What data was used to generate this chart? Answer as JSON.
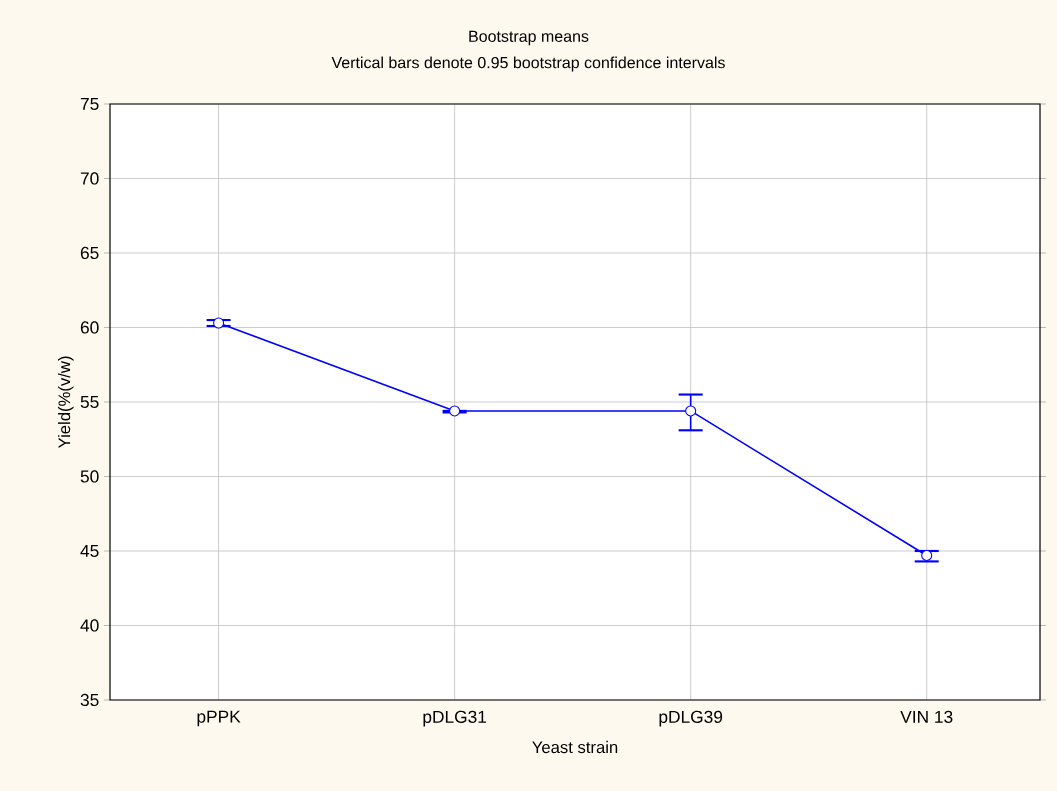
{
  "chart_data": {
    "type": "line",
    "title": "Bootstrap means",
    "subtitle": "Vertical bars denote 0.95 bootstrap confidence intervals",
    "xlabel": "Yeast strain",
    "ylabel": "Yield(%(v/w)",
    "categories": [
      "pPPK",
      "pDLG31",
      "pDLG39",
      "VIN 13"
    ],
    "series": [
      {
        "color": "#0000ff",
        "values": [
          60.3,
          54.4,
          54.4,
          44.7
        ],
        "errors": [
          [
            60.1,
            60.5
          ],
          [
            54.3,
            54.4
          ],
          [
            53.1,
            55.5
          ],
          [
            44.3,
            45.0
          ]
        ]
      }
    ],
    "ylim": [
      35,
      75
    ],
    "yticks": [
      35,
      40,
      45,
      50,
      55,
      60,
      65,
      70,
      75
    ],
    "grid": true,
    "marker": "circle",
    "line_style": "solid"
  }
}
◇ ◇ ◇ ◇ ◇
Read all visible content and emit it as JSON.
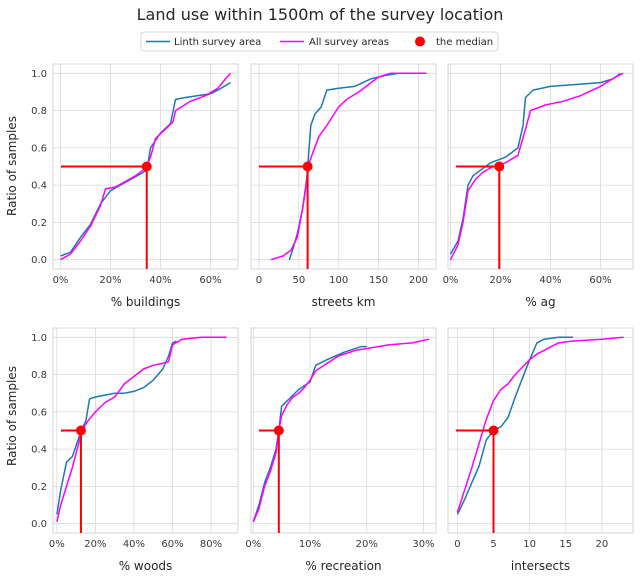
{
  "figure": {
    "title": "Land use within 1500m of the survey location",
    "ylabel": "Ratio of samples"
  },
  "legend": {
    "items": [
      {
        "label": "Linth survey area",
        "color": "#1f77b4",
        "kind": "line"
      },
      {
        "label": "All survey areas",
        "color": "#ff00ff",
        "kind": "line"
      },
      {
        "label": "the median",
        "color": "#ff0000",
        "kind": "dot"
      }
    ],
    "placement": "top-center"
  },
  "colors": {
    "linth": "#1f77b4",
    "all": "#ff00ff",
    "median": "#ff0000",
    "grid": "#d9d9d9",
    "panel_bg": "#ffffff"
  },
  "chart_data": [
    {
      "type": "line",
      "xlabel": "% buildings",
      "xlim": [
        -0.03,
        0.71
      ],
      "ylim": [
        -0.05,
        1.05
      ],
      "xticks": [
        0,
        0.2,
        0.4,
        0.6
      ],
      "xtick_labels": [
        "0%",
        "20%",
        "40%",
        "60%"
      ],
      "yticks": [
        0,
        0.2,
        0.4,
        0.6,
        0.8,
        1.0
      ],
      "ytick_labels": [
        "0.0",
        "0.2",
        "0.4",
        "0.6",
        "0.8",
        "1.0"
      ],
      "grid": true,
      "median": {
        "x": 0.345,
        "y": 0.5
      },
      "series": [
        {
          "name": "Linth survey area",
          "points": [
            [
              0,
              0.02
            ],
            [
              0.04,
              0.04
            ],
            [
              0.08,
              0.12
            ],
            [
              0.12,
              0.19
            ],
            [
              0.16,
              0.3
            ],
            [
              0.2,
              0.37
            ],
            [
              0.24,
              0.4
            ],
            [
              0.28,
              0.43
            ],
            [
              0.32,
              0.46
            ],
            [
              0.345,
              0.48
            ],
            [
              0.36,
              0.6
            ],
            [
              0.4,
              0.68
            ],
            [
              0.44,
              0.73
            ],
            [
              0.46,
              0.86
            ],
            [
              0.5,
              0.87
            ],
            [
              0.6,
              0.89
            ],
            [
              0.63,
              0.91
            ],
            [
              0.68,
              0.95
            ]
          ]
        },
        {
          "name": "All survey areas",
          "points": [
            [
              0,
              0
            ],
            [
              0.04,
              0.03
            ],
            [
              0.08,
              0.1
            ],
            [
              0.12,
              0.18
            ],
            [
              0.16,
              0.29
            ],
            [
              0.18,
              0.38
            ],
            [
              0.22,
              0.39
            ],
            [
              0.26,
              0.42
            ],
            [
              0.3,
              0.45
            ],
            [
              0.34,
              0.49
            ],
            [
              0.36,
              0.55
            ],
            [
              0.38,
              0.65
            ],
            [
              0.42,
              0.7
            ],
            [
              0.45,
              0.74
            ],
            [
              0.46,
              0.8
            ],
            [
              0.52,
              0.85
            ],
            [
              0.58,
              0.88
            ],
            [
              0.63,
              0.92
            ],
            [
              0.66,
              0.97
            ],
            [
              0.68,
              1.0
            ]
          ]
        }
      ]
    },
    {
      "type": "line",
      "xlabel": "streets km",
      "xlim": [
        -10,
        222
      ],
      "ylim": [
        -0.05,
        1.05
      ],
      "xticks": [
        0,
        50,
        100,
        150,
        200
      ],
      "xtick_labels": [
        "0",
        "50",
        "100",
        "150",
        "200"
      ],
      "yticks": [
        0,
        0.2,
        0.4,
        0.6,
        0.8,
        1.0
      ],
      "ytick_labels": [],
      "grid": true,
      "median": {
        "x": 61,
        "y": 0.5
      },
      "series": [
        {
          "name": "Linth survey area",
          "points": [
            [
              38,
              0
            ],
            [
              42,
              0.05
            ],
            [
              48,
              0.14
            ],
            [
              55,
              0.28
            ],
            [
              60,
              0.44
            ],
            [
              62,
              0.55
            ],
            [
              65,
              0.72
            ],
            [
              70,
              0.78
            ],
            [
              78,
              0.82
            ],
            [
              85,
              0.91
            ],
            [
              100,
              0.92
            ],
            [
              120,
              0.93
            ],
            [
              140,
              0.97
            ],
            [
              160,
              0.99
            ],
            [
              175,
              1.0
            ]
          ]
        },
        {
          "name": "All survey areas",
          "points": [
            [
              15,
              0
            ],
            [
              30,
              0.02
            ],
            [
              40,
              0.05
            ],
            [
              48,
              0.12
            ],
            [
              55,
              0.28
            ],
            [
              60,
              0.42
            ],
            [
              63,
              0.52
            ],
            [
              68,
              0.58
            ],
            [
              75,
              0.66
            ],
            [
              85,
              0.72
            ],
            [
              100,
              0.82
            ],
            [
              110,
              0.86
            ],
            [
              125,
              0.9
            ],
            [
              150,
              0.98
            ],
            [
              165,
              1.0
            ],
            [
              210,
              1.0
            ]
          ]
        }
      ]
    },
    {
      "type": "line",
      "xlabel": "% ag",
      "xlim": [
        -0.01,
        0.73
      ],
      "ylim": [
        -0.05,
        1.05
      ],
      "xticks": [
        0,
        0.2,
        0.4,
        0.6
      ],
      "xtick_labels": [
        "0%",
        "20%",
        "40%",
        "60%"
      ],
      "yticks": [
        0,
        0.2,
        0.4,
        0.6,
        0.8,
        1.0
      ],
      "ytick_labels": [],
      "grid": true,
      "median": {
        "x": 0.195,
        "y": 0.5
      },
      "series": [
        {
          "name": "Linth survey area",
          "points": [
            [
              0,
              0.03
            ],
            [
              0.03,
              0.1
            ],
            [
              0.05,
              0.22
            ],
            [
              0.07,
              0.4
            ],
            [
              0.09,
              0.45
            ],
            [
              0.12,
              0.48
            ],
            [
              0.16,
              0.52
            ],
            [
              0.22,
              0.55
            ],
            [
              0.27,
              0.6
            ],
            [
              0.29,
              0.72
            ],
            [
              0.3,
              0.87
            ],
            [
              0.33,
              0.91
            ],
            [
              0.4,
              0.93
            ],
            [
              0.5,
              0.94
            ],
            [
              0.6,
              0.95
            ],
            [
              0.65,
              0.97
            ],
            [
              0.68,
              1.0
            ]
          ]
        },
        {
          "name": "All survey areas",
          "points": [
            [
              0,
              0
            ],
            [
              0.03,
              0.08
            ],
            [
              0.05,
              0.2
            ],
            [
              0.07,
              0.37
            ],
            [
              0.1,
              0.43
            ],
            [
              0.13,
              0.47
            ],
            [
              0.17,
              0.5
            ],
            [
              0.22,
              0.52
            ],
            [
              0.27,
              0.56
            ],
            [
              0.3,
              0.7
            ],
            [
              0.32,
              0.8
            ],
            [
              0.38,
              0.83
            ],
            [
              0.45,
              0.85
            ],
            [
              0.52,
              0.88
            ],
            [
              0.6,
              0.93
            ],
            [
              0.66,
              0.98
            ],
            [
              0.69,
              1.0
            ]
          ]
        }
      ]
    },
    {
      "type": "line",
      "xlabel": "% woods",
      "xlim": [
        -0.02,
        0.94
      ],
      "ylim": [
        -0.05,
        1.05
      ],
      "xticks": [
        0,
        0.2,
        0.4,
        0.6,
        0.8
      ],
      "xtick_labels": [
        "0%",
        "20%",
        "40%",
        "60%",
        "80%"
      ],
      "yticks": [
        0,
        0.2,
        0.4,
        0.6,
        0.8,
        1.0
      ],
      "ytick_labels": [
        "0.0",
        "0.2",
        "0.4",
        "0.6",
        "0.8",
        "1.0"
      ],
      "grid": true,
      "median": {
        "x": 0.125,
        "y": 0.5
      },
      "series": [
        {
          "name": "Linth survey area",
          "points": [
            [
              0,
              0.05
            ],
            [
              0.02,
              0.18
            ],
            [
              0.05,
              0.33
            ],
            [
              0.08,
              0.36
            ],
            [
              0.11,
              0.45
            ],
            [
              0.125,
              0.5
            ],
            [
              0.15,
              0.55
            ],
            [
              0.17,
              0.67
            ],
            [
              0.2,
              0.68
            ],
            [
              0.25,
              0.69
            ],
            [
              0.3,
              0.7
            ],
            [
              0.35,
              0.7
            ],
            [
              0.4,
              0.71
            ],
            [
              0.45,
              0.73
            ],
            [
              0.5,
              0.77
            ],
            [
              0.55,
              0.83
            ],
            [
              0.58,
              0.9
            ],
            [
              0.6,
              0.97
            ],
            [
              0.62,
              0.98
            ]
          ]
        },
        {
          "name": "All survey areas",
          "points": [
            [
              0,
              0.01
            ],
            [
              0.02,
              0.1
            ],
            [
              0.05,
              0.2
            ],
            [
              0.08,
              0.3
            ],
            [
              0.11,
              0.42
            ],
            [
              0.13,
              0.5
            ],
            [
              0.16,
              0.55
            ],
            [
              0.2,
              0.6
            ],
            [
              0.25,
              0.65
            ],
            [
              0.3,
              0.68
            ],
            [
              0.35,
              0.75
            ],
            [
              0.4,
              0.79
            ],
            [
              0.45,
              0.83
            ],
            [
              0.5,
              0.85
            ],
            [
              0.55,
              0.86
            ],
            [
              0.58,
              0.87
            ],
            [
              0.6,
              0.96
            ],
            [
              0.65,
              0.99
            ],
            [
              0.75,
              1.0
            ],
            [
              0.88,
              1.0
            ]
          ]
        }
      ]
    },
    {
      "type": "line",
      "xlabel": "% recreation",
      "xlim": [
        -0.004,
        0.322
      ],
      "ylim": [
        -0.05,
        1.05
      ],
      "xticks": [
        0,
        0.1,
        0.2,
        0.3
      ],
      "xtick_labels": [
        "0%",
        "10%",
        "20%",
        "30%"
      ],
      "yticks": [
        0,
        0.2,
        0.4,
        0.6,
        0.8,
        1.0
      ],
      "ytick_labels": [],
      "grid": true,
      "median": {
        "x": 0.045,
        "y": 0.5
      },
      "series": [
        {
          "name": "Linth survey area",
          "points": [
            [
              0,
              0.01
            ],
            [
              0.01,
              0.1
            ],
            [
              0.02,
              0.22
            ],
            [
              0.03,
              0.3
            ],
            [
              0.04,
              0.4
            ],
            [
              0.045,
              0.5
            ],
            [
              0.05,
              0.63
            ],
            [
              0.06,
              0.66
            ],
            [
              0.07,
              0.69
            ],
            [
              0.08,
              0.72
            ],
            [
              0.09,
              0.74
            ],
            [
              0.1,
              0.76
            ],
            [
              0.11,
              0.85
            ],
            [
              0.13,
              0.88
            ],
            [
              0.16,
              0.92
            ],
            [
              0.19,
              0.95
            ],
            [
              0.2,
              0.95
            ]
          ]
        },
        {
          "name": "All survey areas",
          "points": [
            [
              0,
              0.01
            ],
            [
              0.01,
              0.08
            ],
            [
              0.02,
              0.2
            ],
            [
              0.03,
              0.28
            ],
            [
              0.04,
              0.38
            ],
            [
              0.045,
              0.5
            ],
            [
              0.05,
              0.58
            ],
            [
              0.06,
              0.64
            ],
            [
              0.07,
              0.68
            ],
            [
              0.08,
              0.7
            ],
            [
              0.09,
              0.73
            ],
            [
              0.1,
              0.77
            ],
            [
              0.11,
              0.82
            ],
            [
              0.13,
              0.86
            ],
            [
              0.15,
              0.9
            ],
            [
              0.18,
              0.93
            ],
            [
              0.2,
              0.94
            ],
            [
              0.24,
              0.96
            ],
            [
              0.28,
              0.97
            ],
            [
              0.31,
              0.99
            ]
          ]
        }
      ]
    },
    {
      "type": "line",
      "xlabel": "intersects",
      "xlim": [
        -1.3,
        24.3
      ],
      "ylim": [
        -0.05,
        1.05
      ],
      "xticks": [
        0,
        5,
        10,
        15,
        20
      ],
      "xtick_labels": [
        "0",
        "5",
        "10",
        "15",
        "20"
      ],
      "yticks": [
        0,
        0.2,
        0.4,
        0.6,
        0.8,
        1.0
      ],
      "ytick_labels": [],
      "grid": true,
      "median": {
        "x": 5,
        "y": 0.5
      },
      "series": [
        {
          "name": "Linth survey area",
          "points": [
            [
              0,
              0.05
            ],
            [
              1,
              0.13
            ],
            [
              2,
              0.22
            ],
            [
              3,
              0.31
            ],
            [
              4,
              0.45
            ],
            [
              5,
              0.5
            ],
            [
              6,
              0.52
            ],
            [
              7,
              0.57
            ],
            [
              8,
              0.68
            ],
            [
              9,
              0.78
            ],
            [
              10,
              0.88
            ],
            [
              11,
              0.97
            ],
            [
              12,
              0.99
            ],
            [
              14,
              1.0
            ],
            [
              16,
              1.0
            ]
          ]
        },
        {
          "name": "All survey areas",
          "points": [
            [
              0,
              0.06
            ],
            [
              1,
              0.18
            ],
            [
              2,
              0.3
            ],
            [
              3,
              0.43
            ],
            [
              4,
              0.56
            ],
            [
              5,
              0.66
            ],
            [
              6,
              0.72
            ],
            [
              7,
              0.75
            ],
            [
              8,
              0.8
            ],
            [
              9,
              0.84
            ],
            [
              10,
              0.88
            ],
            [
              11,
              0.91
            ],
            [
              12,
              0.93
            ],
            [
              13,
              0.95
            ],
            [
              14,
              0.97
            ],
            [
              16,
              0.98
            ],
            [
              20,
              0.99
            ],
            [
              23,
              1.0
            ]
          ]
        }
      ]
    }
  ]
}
◇ ◇ ◇ ◇ ◇
Indicate how many lines of the material include the word "ylabel"; the number alone is required.

→ Final result
2